= DIRECTIONS FOR THIS TASK =
Pictures aside, quote the whole listing exactly.

= EXERCISE INPUT =
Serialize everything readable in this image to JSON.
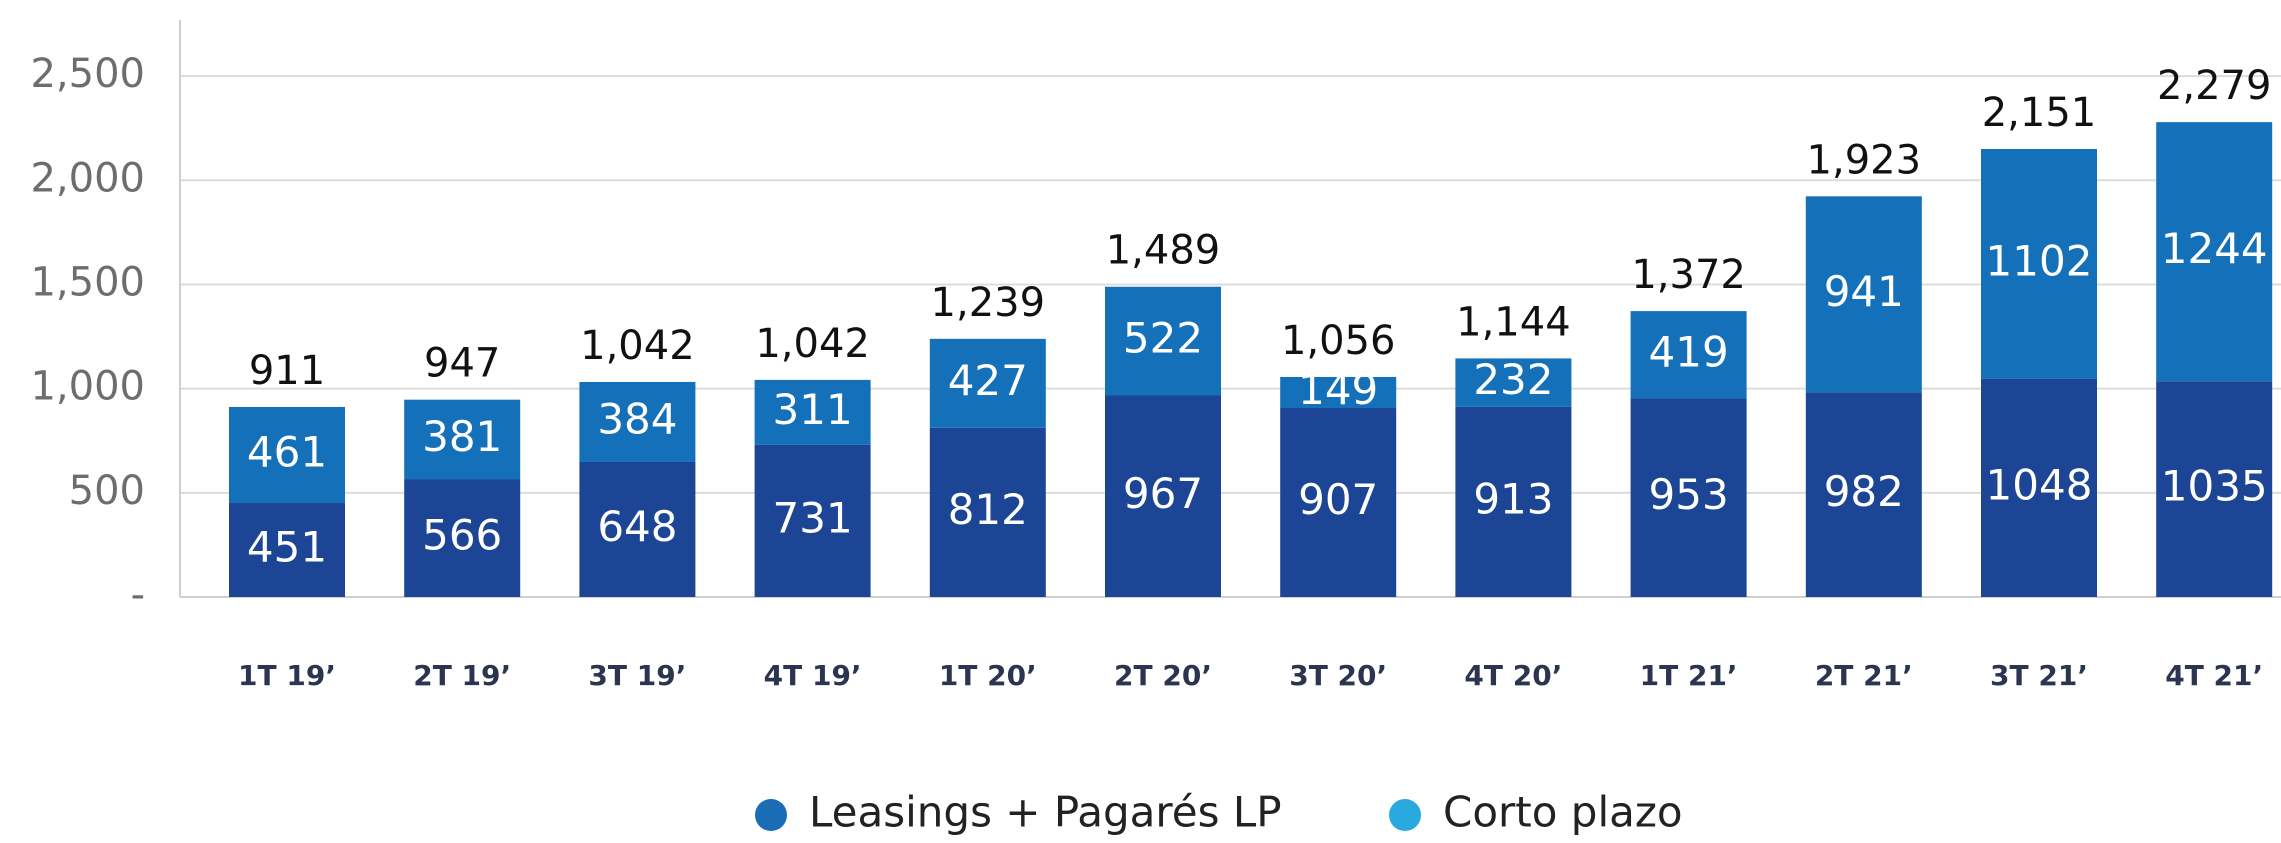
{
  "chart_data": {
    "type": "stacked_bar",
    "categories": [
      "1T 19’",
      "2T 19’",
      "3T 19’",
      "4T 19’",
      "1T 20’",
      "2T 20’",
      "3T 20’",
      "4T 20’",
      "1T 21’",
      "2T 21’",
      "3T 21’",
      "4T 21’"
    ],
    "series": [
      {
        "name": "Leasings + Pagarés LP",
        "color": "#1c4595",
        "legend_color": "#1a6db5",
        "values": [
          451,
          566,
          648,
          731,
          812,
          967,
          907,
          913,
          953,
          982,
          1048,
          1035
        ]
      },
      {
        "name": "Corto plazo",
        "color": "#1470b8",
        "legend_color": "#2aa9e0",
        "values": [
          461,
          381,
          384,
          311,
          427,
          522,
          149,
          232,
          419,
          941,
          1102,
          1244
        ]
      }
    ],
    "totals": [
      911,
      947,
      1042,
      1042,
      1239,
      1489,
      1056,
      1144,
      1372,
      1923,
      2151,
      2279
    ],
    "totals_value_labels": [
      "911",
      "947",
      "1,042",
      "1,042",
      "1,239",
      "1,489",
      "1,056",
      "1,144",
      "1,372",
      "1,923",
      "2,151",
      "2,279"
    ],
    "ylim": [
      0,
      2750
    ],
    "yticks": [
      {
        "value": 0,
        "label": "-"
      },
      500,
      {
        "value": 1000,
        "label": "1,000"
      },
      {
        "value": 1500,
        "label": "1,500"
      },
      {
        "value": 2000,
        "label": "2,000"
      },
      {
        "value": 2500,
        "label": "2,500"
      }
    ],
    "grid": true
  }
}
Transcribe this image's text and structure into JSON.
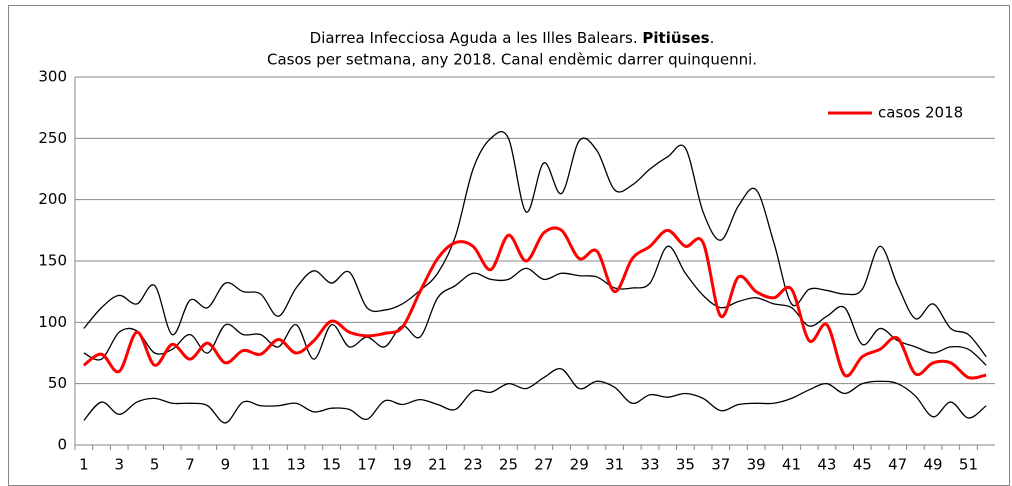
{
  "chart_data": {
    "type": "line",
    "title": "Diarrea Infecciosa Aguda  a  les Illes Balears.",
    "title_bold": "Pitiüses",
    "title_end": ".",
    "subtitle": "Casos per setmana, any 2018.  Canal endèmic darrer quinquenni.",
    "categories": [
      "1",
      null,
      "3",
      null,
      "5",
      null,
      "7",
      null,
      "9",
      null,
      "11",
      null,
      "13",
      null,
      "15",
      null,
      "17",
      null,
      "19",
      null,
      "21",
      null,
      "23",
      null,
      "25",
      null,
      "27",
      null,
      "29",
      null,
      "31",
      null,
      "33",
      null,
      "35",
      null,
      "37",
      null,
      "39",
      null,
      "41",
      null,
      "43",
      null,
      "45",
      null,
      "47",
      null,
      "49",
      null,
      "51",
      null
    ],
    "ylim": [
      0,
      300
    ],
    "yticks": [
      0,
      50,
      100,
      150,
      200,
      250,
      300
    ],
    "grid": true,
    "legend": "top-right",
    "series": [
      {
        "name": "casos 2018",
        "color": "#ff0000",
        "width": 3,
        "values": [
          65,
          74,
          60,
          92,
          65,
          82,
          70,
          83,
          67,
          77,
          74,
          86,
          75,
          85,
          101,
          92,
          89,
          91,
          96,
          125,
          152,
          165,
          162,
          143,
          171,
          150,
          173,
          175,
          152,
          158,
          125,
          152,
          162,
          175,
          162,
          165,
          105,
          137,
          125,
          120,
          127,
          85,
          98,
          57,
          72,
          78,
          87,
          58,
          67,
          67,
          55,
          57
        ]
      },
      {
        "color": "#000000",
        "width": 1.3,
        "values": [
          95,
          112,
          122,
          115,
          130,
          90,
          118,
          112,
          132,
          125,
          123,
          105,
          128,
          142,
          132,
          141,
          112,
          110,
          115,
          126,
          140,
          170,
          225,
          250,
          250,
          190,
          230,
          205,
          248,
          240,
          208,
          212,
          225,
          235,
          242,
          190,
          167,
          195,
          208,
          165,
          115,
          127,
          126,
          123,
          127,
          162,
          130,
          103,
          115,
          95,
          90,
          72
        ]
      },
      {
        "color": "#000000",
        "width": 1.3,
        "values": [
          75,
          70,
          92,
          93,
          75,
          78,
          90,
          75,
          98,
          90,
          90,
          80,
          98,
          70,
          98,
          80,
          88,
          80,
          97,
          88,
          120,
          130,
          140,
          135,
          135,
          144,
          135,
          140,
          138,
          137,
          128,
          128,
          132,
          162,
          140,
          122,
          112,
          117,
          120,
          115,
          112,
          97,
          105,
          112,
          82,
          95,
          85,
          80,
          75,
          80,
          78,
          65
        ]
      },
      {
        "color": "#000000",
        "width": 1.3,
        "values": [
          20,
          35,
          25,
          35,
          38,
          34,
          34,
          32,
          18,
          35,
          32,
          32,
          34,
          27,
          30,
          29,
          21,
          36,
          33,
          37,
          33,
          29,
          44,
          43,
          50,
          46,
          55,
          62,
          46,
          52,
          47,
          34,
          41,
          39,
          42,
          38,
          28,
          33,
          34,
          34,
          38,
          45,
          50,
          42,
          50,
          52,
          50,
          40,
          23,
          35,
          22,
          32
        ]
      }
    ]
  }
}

= RESULT FOR THIS TASK =
Serialize everything readable in this image to JSON.
{
  "chart_data": {
    "type": "stacked_bar",
    "categories": [
      "1T 19’",
      "2T 19’",
      "3T 19’",
      "4T 19’",
      "1T 20’",
      "2T 20’",
      "3T 20’",
      "4T 20’",
      "1T 21’",
      "2T 21’",
      "3T 21’",
      "4T 21’"
    ],
    "series": [
      {
        "name": "Leasings + Pagarés LP",
        "color": "#1c4595",
        "legend_color": "#1a6db5",
        "values": [
          451,
          566,
          648,
          731,
          812,
          967,
          907,
          913,
          953,
          982,
          1048,
          1035
        ]
      },
      {
        "name": "Corto plazo",
        "color": "#1470b8",
        "legend_color": "#2aa9e0",
        "values": [
          461,
          381,
          384,
          311,
          427,
          522,
          149,
          232,
          419,
          941,
          1102,
          1244
        ]
      }
    ],
    "totals": [
      911,
      947,
      1042,
      1042,
      1239,
      1489,
      1056,
      1144,
      1372,
      1923,
      2151,
      2279
    ],
    "totals_value_labels": [
      "911",
      "947",
      "1,042",
      "1,042",
      "1,239",
      "1,489",
      "1,056",
      "1,144",
      "1,372",
      "1,923",
      "2,151",
      "2,279"
    ],
    "ylim": [
      0,
      2750
    ],
    "yticks": [
      {
        "value": 0,
        "label": "-"
      },
      500,
      {
        "value": 1000,
        "label": "1,000"
      },
      {
        "value": 1500,
        "label": "1,500"
      },
      {
        "value": 2000,
        "label": "2,000"
      },
      {
        "value": 2500,
        "label": "2,500"
      }
    ],
    "grid": true
  }
}
Transcribe this image's text and structure into JSON.
{
  "chart_data": {
    "type": "line",
    "title": "Diarrea Infecciosa Aguda  a  les Illes Balears.",
    "title_bold": "Pitiüses",
    "title_end": ".",
    "subtitle": "Casos per setmana, any 2018.  Canal endèmic darrer quinquenni.",
    "categories": [
      "1",
      null,
      "3",
      null,
      "5",
      null,
      "7",
      null,
      "9",
      null,
      "11",
      null,
      "13",
      null,
      "15",
      null,
      "17",
      null,
      "19",
      null,
      "21",
      null,
      "23",
      null,
      "25",
      null,
      "27",
      null,
      "29",
      null,
      "31",
      null,
      "33",
      null,
      "35",
      null,
      "37",
      null,
      "39",
      null,
      "41",
      null,
      "43",
      null,
      "45",
      null,
      "47",
      null,
      "49",
      null,
      "51",
      null
    ],
    "ylim": [
      0,
      300
    ],
    "yticks": [
      0,
      50,
      100,
      150,
      200,
      250,
      300
    ],
    "grid": true,
    "legend": "top-right",
    "series": [
      {
        "name": "casos 2018",
        "color": "#ff0000",
        "width": 3,
        "values": [
          65,
          74,
          60,
          92,
          65,
          82,
          70,
          83,
          67,
          77,
          74,
          86,
          75,
          85,
          101,
          92,
          89,
          91,
          96,
          125,
          152,
          165,
          162,
          143,
          171,
          150,
          173,
          175,
          152,
          158,
          125,
          152,
          162,
          175,
          162,
          165,
          105,
          137,
          125,
          120,
          127,
          85,
          98,
          57,
          72,
          78,
          87,
          58,
          67,
          67,
          55,
          57
        ]
      },
      {
        "color": "#000000",
        "width": 1.3,
        "values": [
          95,
          112,
          122,
          115,
          130,
          90,
          118,
          112,
          132,
          125,
          123,
          105,
          128,
          142,
          132,
          141,
          112,
          110,
          115,
          126,
          140,
          170,
          225,
          250,
          250,
          190,
          230,
          205,
          248,
          240,
          208,
          212,
          225,
          235,
          242,
          190,
          167,
          195,
          208,
          165,
          115,
          127,
          126,
          123,
          127,
          162,
          130,
          103,
          115,
          95,
          90,
          72
        ]
      },
      {
        "color": "#000000",
        "width": 1.3,
        "values": [
          75,
          70,
          92,
          93,
          75,
          78,
          90,
          75,
          98,
          90,
          90,
          80,
          98,
          70,
          98,
          80,
          88,
          80,
          97,
          88,
          120,
          130,
          140,
          135,
          135,
          144,
          135,
          140,
          138,
          137,
          128,
          128,
          132,
          162,
          140,
          122,
          112,
          117,
          120,
          115,
          112,
          97,
          105,
          112,
          82,
          95,
          85,
          80,
          75,
          80,
          78,
          65
        ]
      },
      {
        "color": "#000000",
        "width": 1.3,
        "values": [
          20,
          35,
          25,
          35,
          38,
          34,
          34,
          32,
          18,
          35,
          32,
          32,
          34,
          27,
          30,
          29,
          21,
          36,
          33,
          37,
          33,
          29,
          44,
          43,
          50,
          46,
          55,
          62,
          46,
          52,
          47,
          34,
          41,
          39,
          42,
          38,
          28,
          33,
          34,
          34,
          38,
          45,
          50,
          42,
          50,
          52,
          50,
          40,
          23,
          35,
          22,
          32
        ]
      }
    ]
  }
}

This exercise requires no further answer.